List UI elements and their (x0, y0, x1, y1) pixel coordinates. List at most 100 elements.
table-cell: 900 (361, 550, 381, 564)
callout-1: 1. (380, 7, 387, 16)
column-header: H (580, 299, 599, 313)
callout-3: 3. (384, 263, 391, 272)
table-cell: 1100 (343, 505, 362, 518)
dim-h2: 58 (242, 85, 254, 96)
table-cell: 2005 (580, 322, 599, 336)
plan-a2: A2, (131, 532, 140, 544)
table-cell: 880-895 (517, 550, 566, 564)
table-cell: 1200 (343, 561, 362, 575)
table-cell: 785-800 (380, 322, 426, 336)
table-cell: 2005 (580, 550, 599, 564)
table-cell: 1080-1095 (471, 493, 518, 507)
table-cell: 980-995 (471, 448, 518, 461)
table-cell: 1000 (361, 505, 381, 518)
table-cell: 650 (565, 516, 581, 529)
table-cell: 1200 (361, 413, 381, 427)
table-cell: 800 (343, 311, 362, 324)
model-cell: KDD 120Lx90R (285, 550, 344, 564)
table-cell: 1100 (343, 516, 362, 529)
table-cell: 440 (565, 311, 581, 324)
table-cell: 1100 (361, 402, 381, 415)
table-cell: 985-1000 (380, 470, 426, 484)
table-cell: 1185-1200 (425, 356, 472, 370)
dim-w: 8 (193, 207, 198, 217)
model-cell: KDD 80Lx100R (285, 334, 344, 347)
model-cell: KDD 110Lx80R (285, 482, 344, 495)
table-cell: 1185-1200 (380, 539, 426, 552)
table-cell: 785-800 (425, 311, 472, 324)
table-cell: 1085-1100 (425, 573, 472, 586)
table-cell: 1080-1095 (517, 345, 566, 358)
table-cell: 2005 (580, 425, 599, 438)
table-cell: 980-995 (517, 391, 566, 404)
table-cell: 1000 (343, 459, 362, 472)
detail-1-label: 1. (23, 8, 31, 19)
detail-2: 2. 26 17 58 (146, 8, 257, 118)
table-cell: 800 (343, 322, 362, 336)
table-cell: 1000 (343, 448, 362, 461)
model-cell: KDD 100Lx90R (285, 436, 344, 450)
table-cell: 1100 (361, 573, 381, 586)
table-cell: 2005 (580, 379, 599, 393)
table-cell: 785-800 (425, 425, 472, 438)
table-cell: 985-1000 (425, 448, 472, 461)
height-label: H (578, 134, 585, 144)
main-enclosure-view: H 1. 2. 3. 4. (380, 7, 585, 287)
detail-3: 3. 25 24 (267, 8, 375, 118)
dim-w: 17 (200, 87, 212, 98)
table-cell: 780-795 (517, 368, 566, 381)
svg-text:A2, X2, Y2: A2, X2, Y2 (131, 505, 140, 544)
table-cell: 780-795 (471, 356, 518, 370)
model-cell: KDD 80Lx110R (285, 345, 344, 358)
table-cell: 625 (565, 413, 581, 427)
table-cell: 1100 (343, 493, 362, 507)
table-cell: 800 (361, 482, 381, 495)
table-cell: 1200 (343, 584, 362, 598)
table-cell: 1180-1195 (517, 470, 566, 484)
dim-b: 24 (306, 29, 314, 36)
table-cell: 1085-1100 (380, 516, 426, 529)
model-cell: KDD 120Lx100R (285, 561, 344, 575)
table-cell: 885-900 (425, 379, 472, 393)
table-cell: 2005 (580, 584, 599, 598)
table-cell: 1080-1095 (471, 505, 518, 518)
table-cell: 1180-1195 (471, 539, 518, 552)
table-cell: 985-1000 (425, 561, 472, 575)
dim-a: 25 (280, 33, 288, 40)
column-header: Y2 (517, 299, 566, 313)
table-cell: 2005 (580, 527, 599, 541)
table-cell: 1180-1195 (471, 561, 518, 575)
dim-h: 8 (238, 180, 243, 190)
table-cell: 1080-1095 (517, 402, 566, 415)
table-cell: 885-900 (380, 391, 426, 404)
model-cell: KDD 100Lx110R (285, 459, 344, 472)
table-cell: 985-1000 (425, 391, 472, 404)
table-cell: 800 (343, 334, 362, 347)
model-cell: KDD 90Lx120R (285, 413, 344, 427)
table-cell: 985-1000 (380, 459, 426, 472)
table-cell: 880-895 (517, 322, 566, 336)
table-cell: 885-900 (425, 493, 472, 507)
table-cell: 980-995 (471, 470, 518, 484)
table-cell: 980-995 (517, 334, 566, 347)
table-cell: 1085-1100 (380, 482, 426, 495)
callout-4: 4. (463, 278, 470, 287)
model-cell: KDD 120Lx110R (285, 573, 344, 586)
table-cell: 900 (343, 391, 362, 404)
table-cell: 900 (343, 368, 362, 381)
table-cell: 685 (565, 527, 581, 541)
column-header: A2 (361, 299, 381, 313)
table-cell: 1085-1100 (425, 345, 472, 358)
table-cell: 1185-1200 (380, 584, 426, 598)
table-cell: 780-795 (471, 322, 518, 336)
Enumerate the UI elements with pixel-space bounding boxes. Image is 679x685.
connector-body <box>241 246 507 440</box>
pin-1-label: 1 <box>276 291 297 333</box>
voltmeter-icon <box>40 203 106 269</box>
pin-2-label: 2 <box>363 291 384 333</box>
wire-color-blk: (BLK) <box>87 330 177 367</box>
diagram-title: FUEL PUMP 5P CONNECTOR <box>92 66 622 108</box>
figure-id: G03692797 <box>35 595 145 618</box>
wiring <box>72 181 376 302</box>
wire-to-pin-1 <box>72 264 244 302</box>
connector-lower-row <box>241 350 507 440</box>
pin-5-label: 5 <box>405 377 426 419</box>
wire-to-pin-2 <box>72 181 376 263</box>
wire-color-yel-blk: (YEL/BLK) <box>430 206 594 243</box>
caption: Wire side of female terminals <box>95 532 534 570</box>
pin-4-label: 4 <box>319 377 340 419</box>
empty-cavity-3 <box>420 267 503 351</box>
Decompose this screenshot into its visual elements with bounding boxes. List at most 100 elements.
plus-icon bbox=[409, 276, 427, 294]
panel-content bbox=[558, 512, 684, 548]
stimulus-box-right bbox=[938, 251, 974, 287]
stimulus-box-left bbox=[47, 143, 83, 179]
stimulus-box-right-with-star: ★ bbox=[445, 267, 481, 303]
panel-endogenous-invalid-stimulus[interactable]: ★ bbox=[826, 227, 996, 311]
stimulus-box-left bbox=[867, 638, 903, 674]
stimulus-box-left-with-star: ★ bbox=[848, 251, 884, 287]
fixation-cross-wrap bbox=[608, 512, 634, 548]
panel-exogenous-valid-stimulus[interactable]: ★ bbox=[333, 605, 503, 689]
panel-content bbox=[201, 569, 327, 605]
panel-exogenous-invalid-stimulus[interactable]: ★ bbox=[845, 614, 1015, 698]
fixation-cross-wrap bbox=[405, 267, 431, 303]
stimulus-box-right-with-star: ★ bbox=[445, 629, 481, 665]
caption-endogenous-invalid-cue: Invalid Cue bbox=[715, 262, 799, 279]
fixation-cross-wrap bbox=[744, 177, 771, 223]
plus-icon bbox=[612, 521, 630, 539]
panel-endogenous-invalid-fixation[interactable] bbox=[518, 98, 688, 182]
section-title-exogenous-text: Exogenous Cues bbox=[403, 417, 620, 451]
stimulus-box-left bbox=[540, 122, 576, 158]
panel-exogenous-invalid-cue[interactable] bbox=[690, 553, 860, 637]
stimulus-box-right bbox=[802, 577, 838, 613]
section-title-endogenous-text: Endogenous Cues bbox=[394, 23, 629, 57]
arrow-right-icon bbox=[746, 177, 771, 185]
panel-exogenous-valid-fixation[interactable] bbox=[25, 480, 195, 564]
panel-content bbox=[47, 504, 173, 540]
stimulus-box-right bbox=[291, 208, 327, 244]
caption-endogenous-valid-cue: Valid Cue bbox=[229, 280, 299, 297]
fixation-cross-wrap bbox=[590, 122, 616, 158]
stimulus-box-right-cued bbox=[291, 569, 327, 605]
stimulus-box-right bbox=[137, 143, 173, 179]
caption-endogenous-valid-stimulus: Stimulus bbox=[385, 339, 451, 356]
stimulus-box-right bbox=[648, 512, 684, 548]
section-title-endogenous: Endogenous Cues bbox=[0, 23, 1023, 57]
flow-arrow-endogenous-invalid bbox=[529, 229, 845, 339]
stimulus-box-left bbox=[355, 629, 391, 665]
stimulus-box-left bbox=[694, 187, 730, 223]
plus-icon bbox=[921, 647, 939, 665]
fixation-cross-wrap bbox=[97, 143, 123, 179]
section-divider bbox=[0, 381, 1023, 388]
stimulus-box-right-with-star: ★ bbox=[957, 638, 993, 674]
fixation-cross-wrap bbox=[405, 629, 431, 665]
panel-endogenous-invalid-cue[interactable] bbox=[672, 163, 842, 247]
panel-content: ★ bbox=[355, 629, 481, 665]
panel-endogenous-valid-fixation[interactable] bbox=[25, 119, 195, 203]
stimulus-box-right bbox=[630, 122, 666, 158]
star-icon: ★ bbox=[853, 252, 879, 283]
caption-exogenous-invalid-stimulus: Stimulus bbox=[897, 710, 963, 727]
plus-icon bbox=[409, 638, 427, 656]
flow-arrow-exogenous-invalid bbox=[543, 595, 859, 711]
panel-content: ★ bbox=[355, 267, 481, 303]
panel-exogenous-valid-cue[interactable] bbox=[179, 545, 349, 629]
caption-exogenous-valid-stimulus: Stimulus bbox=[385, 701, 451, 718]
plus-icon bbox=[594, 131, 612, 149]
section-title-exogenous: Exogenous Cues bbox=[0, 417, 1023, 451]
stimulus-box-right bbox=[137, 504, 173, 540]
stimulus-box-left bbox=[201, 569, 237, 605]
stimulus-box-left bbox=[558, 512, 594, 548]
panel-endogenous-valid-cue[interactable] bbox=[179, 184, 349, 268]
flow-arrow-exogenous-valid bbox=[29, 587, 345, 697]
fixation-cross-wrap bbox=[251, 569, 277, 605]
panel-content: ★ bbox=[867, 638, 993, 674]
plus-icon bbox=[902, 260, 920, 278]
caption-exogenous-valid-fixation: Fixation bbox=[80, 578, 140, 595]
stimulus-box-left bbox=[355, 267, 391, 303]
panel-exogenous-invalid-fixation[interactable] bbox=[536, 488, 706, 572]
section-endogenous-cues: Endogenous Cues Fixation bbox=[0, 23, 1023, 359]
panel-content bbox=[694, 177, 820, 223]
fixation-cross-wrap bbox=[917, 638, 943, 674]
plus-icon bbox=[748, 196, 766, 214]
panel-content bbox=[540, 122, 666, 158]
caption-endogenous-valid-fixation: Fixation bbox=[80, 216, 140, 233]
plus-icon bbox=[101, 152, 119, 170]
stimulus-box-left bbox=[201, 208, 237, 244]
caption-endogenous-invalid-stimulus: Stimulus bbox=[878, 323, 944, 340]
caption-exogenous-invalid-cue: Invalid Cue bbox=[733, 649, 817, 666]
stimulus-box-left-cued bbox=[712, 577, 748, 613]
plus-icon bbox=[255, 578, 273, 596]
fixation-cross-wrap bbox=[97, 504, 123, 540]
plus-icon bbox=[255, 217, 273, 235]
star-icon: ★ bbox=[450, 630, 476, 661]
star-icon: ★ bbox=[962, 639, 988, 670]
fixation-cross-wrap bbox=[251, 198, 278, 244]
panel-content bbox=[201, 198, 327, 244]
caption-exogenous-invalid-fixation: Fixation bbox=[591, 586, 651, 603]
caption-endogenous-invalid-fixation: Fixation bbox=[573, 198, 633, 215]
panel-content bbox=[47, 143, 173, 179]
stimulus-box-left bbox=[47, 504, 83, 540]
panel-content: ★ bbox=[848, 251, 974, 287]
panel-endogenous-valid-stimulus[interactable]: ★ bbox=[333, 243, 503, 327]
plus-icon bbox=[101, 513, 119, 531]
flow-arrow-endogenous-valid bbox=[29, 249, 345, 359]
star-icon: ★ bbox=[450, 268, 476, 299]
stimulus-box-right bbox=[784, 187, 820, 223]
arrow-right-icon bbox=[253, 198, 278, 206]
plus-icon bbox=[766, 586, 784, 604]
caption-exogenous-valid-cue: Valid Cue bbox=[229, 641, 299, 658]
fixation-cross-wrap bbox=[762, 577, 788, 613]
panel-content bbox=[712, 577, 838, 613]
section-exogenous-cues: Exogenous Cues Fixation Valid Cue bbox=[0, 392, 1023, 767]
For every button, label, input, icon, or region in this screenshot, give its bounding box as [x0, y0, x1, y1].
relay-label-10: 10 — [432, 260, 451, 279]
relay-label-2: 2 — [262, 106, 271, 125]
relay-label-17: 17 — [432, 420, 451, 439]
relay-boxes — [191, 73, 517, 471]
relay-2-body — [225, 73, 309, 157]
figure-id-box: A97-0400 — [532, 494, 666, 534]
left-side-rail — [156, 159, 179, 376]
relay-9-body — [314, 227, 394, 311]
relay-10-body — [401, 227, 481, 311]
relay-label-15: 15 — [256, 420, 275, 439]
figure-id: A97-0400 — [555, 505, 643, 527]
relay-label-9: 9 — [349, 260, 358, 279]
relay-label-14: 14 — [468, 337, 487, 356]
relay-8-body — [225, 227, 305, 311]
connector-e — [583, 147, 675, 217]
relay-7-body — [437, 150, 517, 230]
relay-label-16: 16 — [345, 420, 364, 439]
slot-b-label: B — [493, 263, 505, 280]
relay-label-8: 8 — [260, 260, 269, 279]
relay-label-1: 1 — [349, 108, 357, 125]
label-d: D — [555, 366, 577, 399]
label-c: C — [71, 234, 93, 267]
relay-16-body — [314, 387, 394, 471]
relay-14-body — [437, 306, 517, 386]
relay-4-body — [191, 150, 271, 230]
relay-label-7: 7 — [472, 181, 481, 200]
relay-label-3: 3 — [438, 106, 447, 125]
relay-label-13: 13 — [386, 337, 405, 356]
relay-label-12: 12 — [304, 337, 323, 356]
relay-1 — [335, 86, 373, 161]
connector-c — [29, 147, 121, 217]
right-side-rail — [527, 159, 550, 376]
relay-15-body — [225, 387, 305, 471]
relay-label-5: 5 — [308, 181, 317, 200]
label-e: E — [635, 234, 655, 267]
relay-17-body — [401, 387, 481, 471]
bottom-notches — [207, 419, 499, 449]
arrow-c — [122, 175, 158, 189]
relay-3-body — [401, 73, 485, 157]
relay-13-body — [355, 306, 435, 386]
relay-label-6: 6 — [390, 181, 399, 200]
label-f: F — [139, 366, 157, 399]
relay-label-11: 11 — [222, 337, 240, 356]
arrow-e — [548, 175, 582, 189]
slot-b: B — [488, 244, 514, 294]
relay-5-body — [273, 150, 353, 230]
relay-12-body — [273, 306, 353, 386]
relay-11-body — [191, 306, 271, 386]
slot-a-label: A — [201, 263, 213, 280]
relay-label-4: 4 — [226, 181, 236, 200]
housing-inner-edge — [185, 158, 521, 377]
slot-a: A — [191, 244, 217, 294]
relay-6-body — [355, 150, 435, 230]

== Exercise brief ==
Please set down everything in the data above, unchanged, from its first line down through the line containing "model-cell: KDD 110Lx80R (285, 482, 344, 495)".

== Exercise answer ==
List UI elements and their (x0, y0, x1, y1) pixel coordinates. List at most 100 elements.
table-cell: 900 (361, 550, 381, 564)
callout-1: 1. (380, 7, 387, 16)
column-header: H (580, 299, 599, 313)
callout-3: 3. (384, 263, 391, 272)
table-cell: 1100 (343, 505, 362, 518)
dim-h2: 58 (242, 85, 254, 96)
table-cell: 2005 (580, 322, 599, 336)
plan-a2: A2, (131, 532, 140, 544)
table-cell: 880-895 (517, 550, 566, 564)
table-cell: 1200 (343, 561, 362, 575)
table-cell: 785-800 (380, 322, 426, 336)
table-cell: 2005 (580, 550, 599, 564)
table-cell: 1080-1095 (471, 493, 518, 507)
table-cell: 980-995 (471, 448, 518, 461)
table-cell: 1000 (361, 505, 381, 518)
table-cell: 650 (565, 516, 581, 529)
table-cell: 1200 (361, 413, 381, 427)
table-cell: 800 (343, 311, 362, 324)
model-cell: KDD 120Lx90R (285, 550, 344, 564)
table-cell: 1100 (343, 516, 362, 529)
table-cell: 440 (565, 311, 581, 324)
table-cell: 1100 (361, 402, 381, 415)
table-cell: 985-1000 (380, 470, 426, 484)
table-cell: 1185-1200 (425, 356, 472, 370)
dim-w: 8 (193, 207, 198, 217)
model-cell: KDD 80Lx100R (285, 334, 344, 347)
model-cell: KDD 110Lx80R (285, 482, 344, 495)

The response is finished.